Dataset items
"""
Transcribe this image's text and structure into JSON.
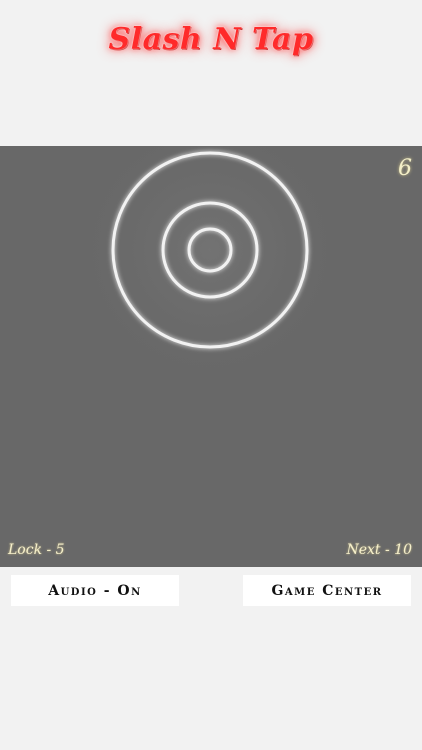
{
  "app": {
    "title": "Slash N Tap"
  },
  "hud": {
    "score": "6",
    "lock_label": "Lock - 5",
    "next_label": "Next - 10"
  },
  "colors": {
    "title": "#ff2a2a",
    "board": "#686868",
    "ring": "#f2f2f2",
    "hud_text": "#f6f0cc"
  },
  "controls": {
    "audio_button": "Audio - On",
    "game_center_button": "Game Center"
  }
}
"""
_Work to complete_: Restate each entry word for word, leaving out any pictures.

_Response_:
Transcribe this image's text and structure into JSON.
{
  "app": {
    "title": "Slash N Tap"
  },
  "hud": {
    "score": "6",
    "lock_label": "Lock - 5",
    "next_label": "Next - 10"
  },
  "colors": {
    "title": "#ff2a2a",
    "board": "#686868",
    "ring": "#f2f2f2",
    "hud_text": "#f6f0cc"
  },
  "controls": {
    "audio_button": "Audio - On",
    "game_center_button": "Game Center"
  }
}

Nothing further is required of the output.